* **SHORT TASK**
Write out each line in which the string "screenshot" is present.
● ● ● ● ●
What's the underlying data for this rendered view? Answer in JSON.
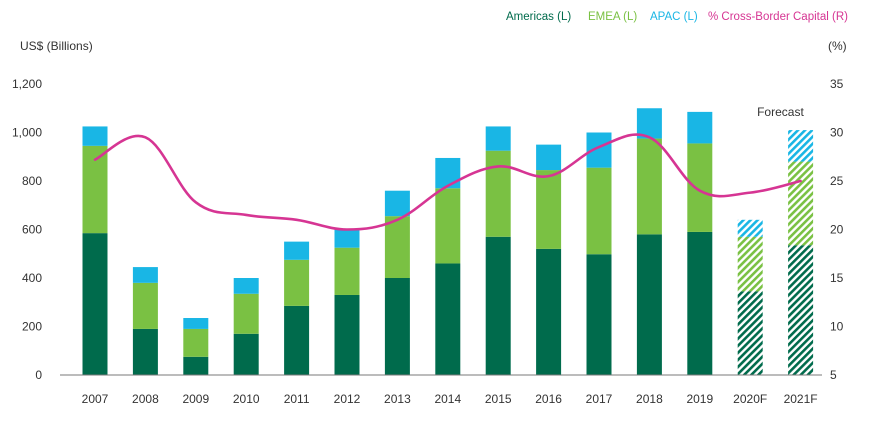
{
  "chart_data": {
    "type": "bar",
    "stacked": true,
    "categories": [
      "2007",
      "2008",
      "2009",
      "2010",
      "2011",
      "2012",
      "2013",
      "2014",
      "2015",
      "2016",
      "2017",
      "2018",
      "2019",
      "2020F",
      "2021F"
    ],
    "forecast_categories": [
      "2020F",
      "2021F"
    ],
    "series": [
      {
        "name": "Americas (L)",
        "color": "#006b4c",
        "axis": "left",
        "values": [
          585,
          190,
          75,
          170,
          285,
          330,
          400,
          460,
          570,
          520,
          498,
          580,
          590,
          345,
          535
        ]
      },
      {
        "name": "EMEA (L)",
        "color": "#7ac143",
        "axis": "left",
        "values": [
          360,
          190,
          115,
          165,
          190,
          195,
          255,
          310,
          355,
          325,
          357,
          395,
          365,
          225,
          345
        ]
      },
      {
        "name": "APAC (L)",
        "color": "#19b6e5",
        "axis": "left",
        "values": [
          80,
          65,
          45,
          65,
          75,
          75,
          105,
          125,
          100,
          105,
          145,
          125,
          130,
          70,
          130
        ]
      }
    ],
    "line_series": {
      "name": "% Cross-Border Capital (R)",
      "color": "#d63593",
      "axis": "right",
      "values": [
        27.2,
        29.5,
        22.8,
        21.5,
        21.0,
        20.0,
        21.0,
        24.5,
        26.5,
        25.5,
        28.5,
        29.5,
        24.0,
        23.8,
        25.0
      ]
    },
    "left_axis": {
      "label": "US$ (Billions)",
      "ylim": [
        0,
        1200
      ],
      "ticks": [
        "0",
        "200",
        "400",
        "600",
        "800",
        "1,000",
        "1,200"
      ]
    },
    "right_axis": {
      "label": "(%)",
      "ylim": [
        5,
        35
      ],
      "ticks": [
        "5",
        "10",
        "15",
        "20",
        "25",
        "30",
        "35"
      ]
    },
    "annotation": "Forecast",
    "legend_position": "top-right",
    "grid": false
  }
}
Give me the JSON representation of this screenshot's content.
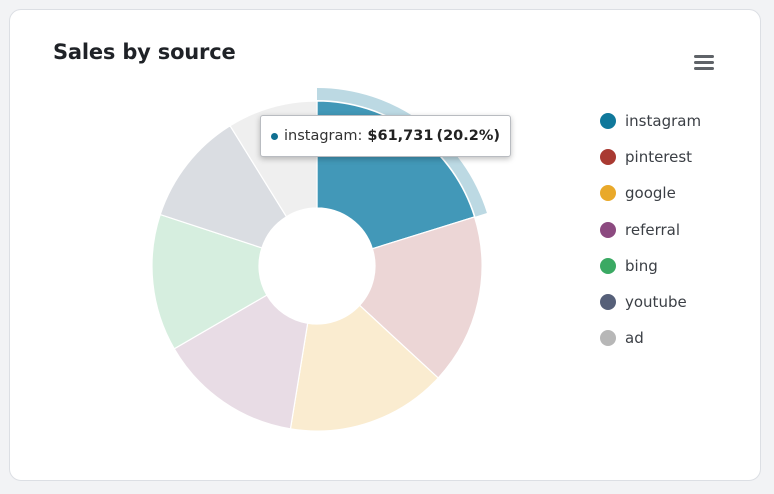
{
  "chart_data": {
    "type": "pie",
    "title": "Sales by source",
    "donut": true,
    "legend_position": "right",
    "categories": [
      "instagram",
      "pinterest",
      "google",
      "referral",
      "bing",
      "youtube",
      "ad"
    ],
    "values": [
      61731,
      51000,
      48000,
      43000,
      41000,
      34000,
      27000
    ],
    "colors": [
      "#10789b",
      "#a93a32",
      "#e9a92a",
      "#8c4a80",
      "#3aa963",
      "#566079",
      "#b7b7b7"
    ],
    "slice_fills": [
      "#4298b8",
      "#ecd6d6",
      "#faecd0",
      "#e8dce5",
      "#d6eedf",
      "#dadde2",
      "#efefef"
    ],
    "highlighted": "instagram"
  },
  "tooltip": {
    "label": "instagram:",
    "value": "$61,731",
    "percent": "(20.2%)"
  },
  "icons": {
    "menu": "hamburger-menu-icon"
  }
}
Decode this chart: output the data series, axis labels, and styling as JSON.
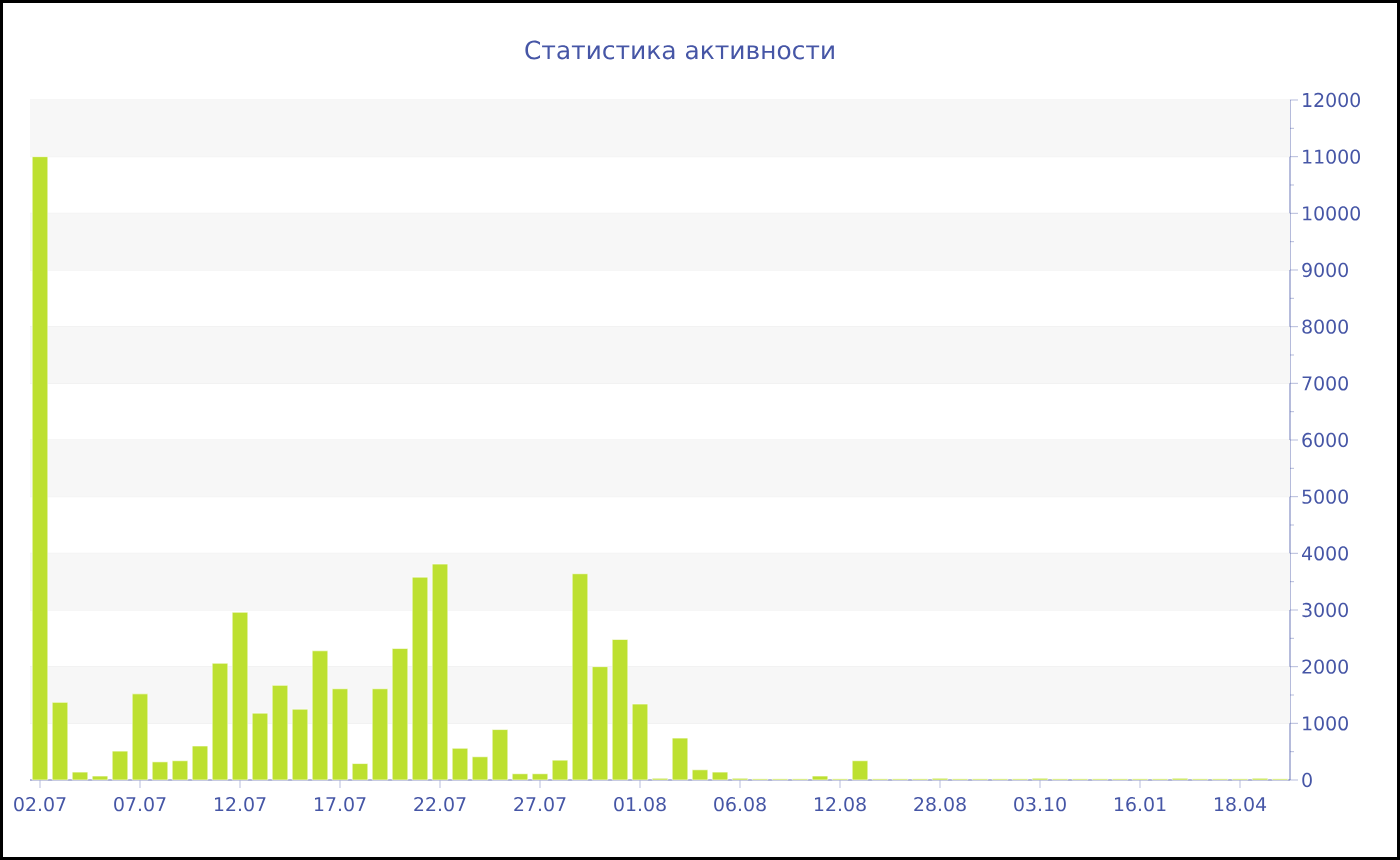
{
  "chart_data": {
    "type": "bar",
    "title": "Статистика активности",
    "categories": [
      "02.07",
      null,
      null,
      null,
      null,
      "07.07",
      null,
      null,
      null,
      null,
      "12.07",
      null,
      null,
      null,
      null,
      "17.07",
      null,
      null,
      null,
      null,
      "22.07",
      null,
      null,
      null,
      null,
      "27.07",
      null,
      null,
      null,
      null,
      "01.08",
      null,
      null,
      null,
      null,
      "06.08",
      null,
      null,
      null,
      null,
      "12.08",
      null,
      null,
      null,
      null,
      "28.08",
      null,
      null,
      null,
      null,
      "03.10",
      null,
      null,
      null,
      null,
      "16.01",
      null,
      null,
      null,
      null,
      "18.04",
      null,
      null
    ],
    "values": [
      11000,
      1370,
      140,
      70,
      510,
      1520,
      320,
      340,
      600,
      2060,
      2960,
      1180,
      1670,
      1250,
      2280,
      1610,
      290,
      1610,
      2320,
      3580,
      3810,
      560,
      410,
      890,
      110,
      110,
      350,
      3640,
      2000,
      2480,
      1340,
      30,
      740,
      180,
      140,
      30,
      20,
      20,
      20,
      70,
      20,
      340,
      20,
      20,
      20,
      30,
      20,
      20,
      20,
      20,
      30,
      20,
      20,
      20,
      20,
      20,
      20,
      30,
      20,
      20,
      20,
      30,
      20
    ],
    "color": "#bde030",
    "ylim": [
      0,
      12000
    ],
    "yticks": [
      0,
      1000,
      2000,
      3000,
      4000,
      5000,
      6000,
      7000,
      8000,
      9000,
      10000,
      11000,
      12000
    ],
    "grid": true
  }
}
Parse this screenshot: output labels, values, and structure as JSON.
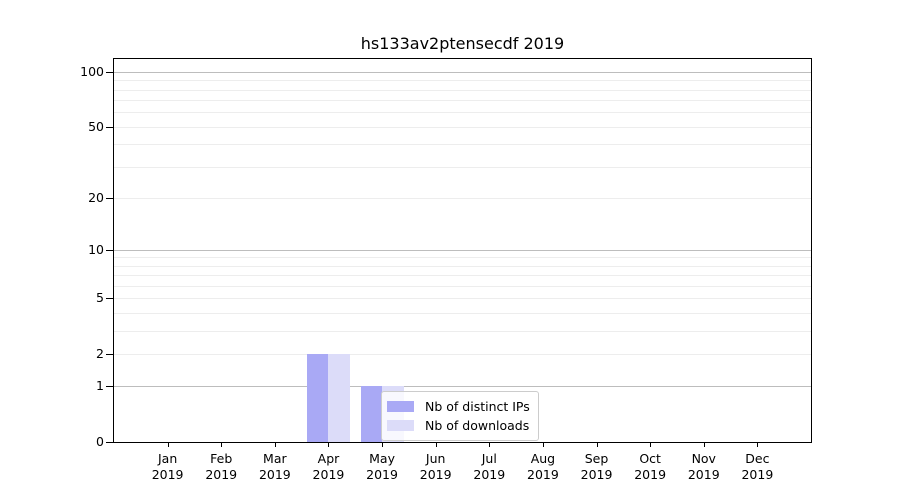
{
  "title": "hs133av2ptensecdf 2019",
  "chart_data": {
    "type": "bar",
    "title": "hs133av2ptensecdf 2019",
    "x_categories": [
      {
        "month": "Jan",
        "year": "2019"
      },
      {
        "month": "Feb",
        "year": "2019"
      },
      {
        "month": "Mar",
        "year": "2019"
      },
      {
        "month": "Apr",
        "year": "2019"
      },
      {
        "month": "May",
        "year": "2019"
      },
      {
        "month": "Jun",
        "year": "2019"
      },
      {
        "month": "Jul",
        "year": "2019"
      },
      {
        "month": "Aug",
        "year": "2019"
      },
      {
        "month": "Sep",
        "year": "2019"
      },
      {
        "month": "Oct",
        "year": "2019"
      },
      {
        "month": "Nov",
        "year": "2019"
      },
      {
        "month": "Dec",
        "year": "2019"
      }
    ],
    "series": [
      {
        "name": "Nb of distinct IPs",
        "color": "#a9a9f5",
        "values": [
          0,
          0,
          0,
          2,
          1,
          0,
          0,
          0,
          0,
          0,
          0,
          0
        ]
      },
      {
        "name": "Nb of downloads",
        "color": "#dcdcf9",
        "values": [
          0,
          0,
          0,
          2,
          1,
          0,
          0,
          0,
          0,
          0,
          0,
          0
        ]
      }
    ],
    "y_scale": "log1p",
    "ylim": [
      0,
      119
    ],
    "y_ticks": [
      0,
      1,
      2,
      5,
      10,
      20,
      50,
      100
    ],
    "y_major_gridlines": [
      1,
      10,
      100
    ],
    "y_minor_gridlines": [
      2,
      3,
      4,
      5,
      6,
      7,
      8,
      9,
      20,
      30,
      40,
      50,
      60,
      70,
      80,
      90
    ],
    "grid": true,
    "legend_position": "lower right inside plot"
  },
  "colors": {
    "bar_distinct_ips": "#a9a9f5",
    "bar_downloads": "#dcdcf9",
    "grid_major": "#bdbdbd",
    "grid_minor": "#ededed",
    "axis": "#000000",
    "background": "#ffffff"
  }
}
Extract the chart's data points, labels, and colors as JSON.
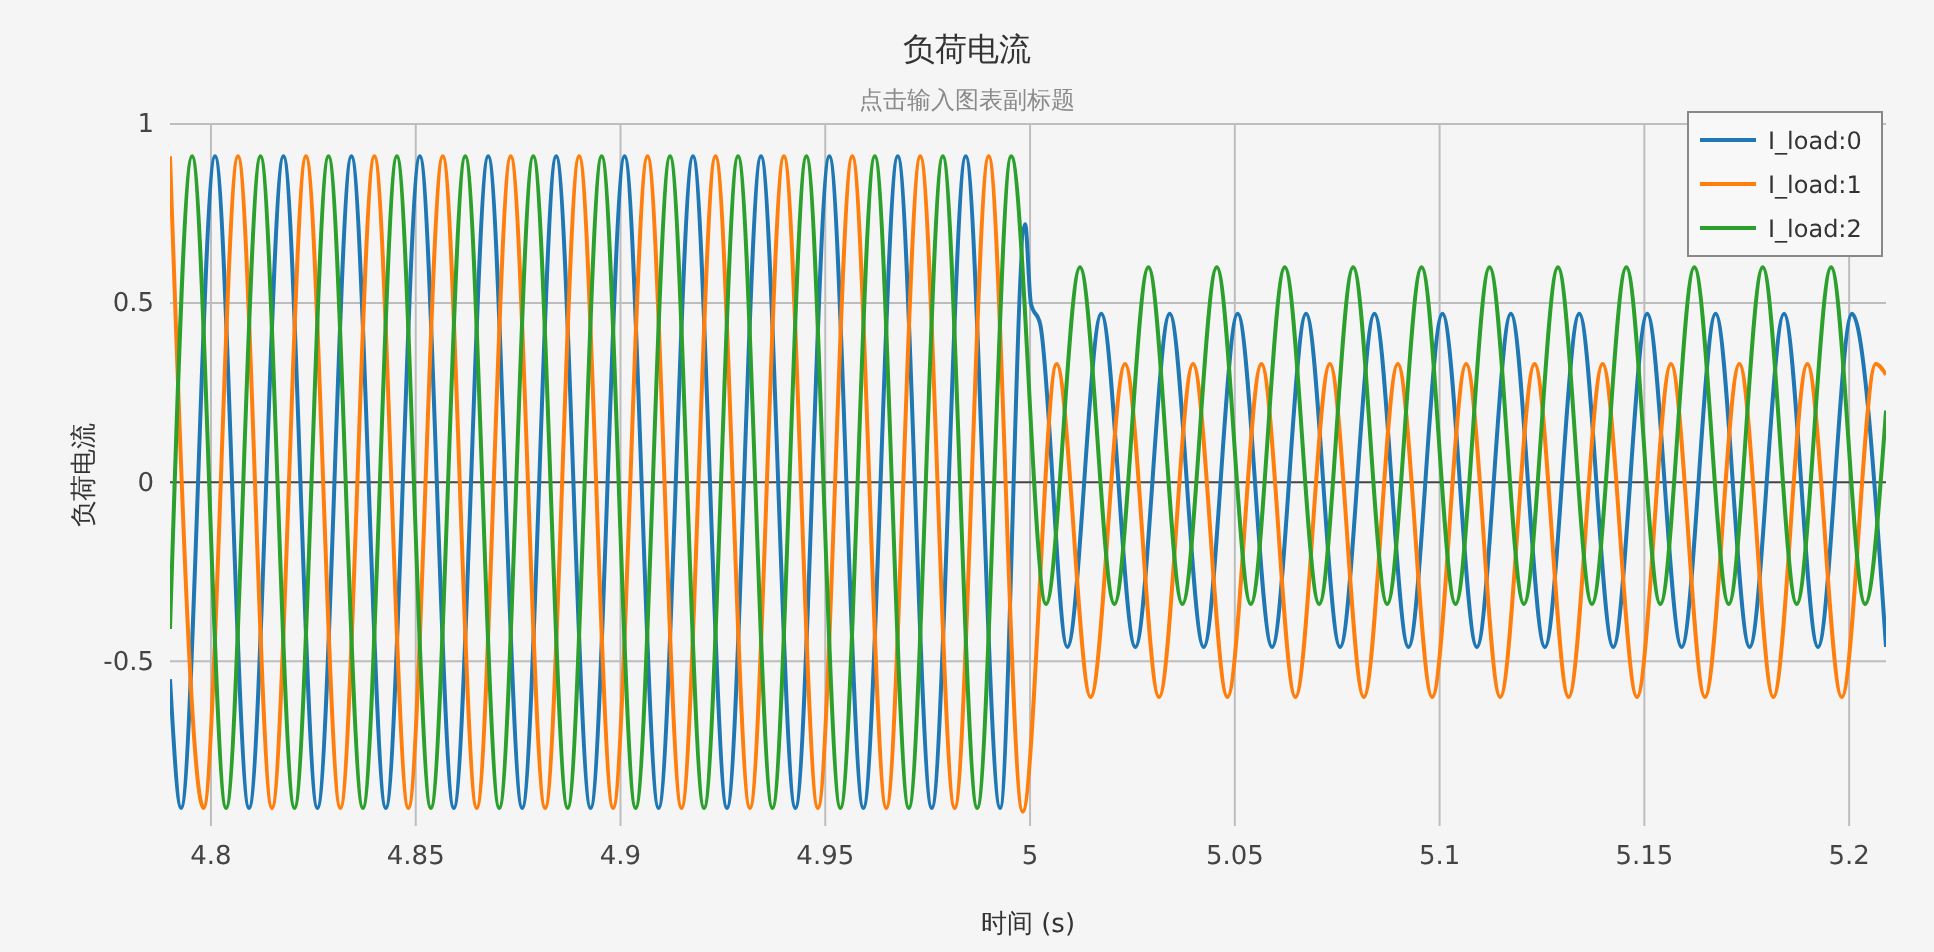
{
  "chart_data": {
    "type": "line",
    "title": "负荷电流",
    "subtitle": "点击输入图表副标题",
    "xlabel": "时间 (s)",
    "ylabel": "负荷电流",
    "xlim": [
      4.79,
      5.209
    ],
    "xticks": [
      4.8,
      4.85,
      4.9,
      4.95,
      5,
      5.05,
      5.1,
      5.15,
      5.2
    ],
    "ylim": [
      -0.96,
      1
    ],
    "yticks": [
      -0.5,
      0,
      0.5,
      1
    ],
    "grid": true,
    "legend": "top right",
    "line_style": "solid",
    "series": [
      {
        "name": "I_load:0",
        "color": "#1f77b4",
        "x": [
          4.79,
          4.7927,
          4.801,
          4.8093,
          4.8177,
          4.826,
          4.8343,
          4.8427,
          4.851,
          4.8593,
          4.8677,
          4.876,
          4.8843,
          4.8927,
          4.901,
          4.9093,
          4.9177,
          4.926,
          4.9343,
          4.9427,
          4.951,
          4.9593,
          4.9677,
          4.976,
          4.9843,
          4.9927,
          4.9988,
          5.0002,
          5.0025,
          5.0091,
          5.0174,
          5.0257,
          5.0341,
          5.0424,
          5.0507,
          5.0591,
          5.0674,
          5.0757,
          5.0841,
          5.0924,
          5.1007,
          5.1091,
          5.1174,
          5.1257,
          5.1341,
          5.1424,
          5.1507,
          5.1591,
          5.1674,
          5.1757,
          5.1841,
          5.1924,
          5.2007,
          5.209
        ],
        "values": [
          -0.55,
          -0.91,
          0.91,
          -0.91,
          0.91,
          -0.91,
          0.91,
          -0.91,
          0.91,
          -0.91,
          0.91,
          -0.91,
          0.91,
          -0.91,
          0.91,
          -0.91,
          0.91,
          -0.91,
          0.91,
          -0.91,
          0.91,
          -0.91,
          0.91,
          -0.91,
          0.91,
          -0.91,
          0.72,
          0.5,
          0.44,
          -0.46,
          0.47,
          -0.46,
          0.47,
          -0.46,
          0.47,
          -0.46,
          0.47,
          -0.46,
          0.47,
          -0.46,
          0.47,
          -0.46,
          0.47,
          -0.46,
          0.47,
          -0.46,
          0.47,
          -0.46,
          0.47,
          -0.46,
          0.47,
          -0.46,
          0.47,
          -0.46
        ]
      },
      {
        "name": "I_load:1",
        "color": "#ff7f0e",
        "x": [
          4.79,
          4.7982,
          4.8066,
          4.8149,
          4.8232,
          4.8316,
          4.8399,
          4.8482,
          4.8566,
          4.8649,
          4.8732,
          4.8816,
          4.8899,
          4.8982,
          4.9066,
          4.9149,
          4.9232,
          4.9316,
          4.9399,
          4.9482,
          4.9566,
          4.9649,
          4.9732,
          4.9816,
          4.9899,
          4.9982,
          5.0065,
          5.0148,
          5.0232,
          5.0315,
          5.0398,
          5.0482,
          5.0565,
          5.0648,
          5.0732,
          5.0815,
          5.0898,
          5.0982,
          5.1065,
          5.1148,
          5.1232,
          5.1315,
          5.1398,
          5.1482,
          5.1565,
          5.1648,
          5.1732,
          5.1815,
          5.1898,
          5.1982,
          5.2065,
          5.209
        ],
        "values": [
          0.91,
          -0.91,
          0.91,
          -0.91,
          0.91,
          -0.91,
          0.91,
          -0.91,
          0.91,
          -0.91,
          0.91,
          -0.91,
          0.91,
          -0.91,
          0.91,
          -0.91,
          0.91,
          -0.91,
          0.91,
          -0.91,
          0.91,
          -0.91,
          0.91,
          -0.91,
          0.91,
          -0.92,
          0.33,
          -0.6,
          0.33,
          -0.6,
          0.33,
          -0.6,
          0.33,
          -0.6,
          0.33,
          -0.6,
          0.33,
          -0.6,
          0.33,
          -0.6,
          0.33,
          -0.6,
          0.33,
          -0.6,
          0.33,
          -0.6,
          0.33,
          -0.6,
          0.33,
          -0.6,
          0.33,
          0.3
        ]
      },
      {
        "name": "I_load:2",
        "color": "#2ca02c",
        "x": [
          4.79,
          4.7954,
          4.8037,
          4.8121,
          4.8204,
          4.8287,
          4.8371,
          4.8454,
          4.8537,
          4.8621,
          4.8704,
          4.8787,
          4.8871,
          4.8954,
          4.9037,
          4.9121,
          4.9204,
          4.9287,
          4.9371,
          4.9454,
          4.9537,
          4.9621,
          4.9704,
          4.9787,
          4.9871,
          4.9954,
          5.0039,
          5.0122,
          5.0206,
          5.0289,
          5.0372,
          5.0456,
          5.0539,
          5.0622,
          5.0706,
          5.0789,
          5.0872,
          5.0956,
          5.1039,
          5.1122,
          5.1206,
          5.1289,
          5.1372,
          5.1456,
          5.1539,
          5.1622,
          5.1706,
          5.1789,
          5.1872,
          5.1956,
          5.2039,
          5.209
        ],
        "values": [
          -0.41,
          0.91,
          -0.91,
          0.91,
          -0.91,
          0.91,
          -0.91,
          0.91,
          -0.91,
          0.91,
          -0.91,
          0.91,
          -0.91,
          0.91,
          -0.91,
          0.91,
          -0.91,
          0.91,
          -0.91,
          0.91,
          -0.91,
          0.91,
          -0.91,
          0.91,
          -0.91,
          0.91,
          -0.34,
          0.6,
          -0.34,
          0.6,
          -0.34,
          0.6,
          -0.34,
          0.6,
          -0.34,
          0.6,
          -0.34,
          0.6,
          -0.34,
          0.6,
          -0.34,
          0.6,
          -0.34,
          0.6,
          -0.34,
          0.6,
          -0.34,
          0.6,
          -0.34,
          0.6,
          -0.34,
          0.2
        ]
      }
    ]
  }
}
● ● ● ● ●
* **RESULT FOR THIS TASK**
Give me the JSON representation of this screenshot's content.
Parse this screenshot: output labels, values, and structure as JSON.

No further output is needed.